BEGIN MATERIAL FOR THE TASK
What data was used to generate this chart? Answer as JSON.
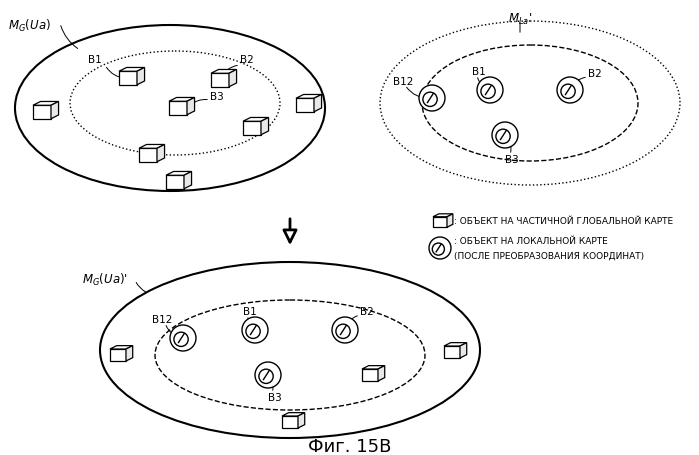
{
  "title": "Фиг. 15В",
  "title_fontsize": 13,
  "background_color": "#ffffff",
  "text_color": "#000000",
  "legend_box_text": ": ОБЪЕКТ НА ЧАСТИЧНОЙ ГЛОБАЛЬНОЙ КАРТЕ",
  "legend_ellipse_text1": ": ОБЪЕКТ НА ЛОКАЛЬНОЙ КАРТЕ",
  "legend_ellipse_text2": "(ПОСЛЕ ПРЕОБРАЗОВАНИЯ КООРДИНАТ)"
}
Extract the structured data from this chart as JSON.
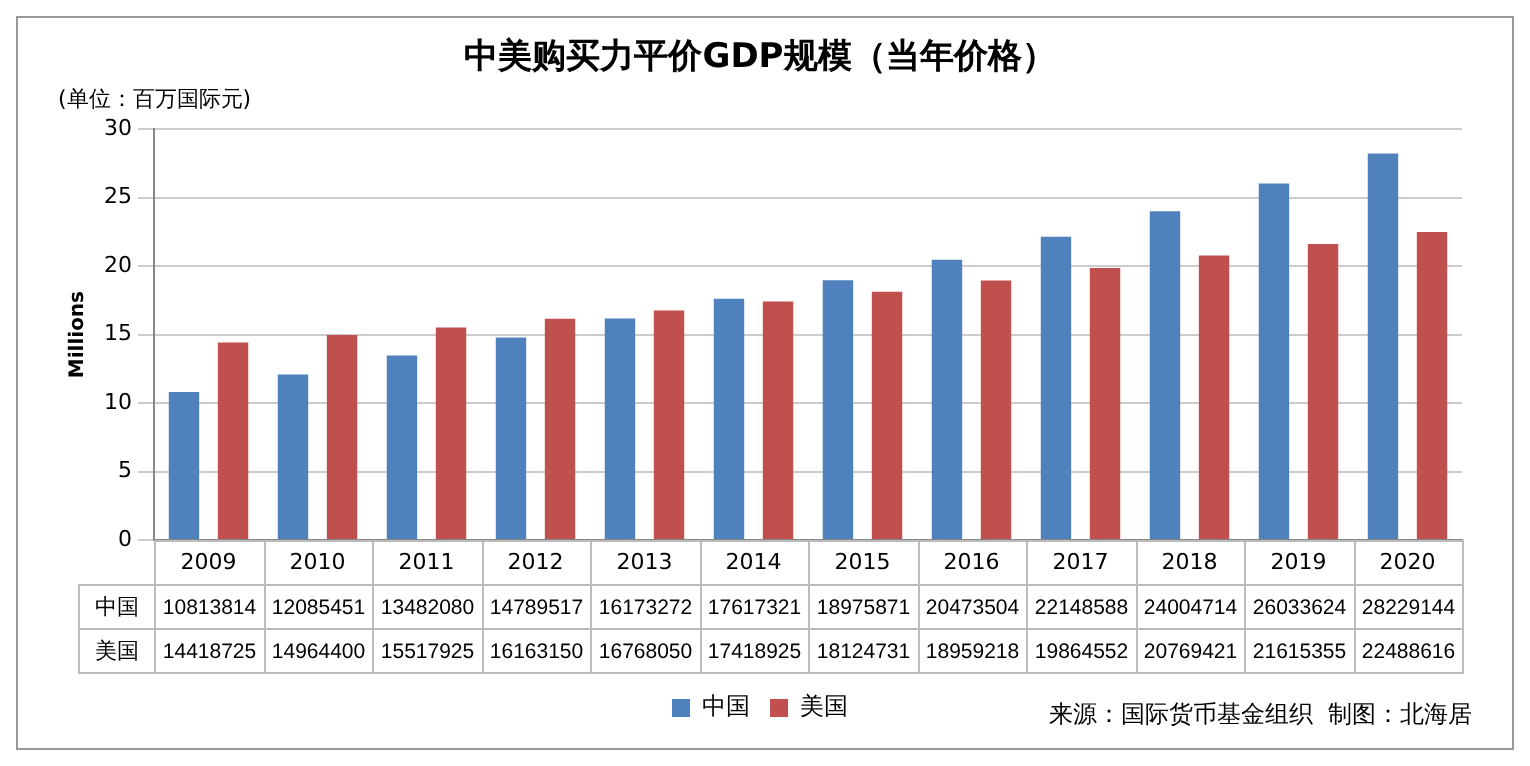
{
  "chart_data": [
    {
      "type": "bar",
      "title": "中美购买力平价GDP规模（当年价格）",
      "subtitle": "(单位：百万国际元)",
      "ylabel": "Millions",
      "categories": [
        "2009",
        "2010",
        "2011",
        "2012",
        "2013",
        "2014",
        "2015",
        "2016",
        "2017",
        "2018",
        "2019",
        "2020"
      ],
      "series": [
        {
          "name": "中国",
          "color": "#4f81bd",
          "values": [
            10.813814,
            12.085451,
            13.48208,
            14.789517,
            16.173272,
            17.617321,
            18.975871,
            20.473504,
            22.148588,
            24.004714,
            26.033624,
            28.229144
          ]
        },
        {
          "name": "美国",
          "color": "#c0504d",
          "values": [
            14.418725,
            14.9644,
            15.517925,
            16.16315,
            16.76805,
            17.418925,
            18.124731,
            18.959218,
            19.864552,
            20.769421,
            21.615355,
            22.488616
          ]
        }
      ],
      "ylim": [
        0,
        30
      ],
      "yticks": [
        0,
        5,
        10,
        15,
        20,
        25,
        30
      ],
      "grid": "y",
      "legend": "bottom",
      "annotations": [
        "来源：国际货币基金组织  制图：北海居"
      ]
    },
    {
      "type": "other",
      "annotations": [
        "中国",
        "10813814",
        "12085451",
        "13482080",
        "14789517",
        "16173272",
        "17617321",
        "18975871",
        "20473504",
        "22148588",
        "24004714",
        "26033624",
        "28229144",
        "美国",
        "14418725",
        "14964400",
        "15517925",
        "16163150",
        "16768050",
        "17418925",
        "18124731",
        "18959218",
        "19864552",
        "20769421",
        "21615355",
        "22488616"
      ]
    }
  ]
}
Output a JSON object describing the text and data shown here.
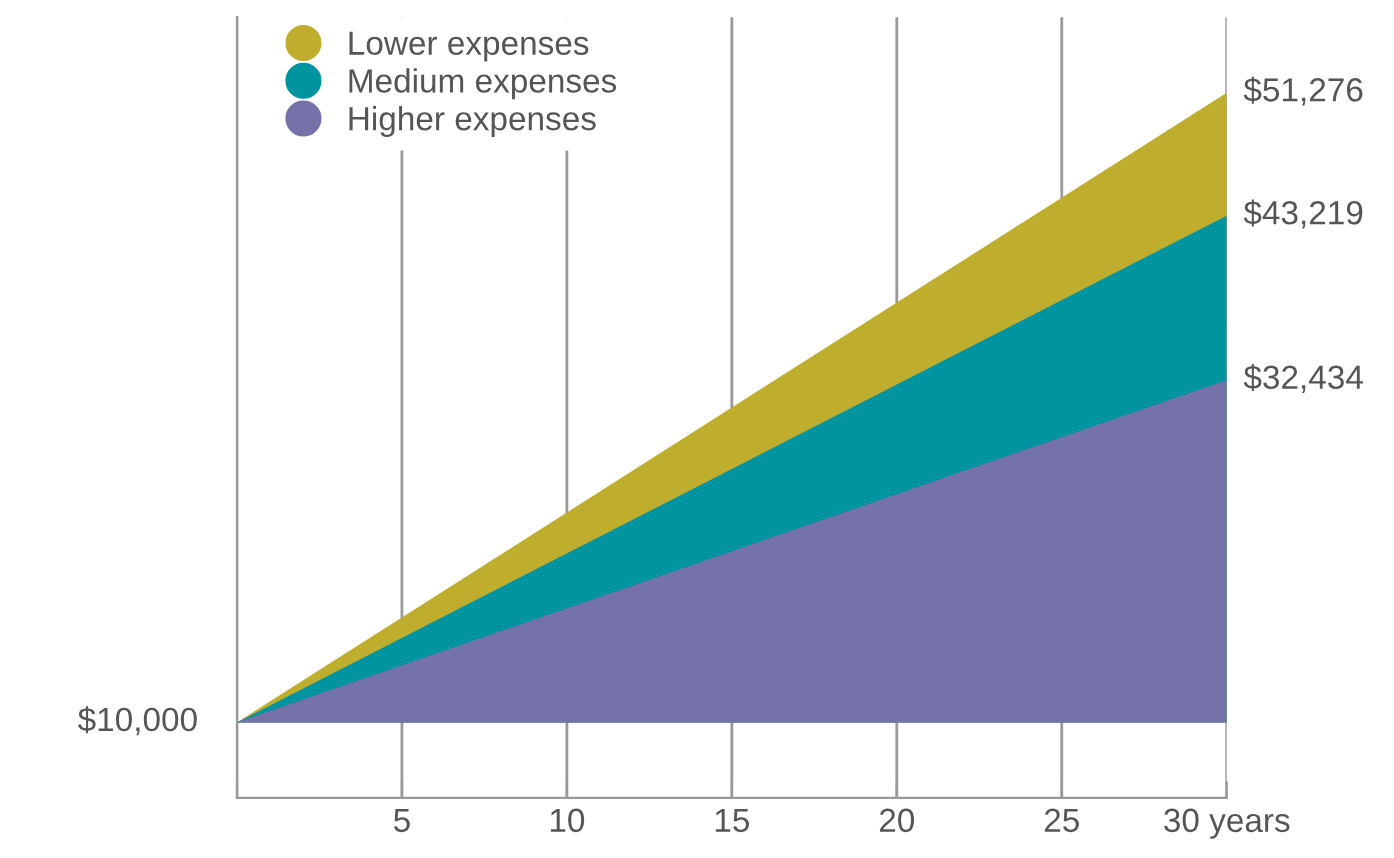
END MATERIAL FOR THE TASK
Give the data again exactly as written, with all pictures left out.

What data was used to generate this chart? Answer as JSON.
{
  "title": "Фиг. 15В",
  "title_fontsize": 13,
  "background_color": "#ffffff",
  "text_color": "#000000",
  "legend_box_text": ": ОБЪЕКТ НА ЧАСТИЧНОЙ ГЛОБАЛЬНОЙ КАРТЕ",
  "legend_ellipse_text1": ": ОБЪЕКТ НА ЛОКАЛЬНОЙ КАРТЕ",
  "legend_ellipse_text2": "(ПОСЛЕ ПРЕОБРАЗОВАНИЯ КООРДИНАТ)"
}
Extract the structured data from this chart as JSON.
{
  "chart_data": [
    {
      "type": "bar",
      "title": "中美购买力平价GDP规模（当年价格）",
      "subtitle": "(单位：百万国际元)",
      "ylabel": "Millions",
      "categories": [
        "2009",
        "2010",
        "2011",
        "2012",
        "2013",
        "2014",
        "2015",
        "2016",
        "2017",
        "2018",
        "2019",
        "2020"
      ],
      "series": [
        {
          "name": "中国",
          "color": "#4f81bd",
          "values": [
            10.813814,
            12.085451,
            13.48208,
            14.789517,
            16.173272,
            17.617321,
            18.975871,
            20.473504,
            22.148588,
            24.004714,
            26.033624,
            28.229144
          ]
        },
        {
          "name": "美国",
          "color": "#c0504d",
          "values": [
            14.418725,
            14.9644,
            15.517925,
            16.16315,
            16.76805,
            17.418925,
            18.124731,
            18.959218,
            19.864552,
            20.769421,
            21.615355,
            22.488616
          ]
        }
      ],
      "ylim": [
        0,
        30
      ],
      "yticks": [
        0,
        5,
        10,
        15,
        20,
        25,
        30
      ],
      "grid": "y",
      "legend": "bottom",
      "annotations": [
        "来源：国际货币基金组织  制图：北海居"
      ]
    },
    {
      "type": "other",
      "annotations": [
        "中国",
        "10813814",
        "12085451",
        "13482080",
        "14789517",
        "16173272",
        "17617321",
        "18975871",
        "20473504",
        "22148588",
        "24004714",
        "26033624",
        "28229144",
        "美国",
        "14418725",
        "14964400",
        "15517925",
        "16163150",
        "16768050",
        "17418925",
        "18124731",
        "18959218",
        "19864552",
        "20769421",
        "21615355",
        "22488616"
      ]
    }
  ]
}
Output a JSON object describing the text and data shown here.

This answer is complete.